#### Task objective
Output all lines exactly.

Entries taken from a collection

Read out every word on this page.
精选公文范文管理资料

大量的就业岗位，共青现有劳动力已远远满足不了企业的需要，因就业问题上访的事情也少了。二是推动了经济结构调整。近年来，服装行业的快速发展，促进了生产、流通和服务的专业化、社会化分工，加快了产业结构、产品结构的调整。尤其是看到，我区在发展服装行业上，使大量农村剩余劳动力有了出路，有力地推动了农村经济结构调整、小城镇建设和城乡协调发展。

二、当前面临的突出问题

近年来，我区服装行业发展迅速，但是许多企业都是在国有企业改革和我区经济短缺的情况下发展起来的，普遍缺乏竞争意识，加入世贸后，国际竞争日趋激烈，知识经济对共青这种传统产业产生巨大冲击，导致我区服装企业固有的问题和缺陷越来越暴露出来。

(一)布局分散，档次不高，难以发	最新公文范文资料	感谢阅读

#### Result of the exercise
Read out every word on this page.
精选公文范文管理资料

大量的就业岗位，共青现有劳动力已远远满足不了企业的需要，因就业问题上访的事情也少了。二是推动了经济结构调整。近年来，服装行业的快速发展，促进了生产、流通和服务的专业化、社会化分工，加快了产业结构、产品结构的调整。尤其是看到，我区在发展服装行业上，使大量农村剩余劳动力有了出路，有力地推动了农村经济结构调整、小城镇建设和城乡协调发展。

二、当前面临的突出问题

近年来，我区服装行业发展迅速，但是许多企业都是在国有企业改革和我区经济短缺的情况下发展起来的，普遍缺乏竞争意识，加入世贸后，国际竞争日趋激烈，知识经济对共青这种传统产业产生巨大冲击，导致我区服装企业固有的问题和缺陷越来越暴露出来。

(一)布局分散，档次不高，难以发	最新公文范文资料	感谢阅读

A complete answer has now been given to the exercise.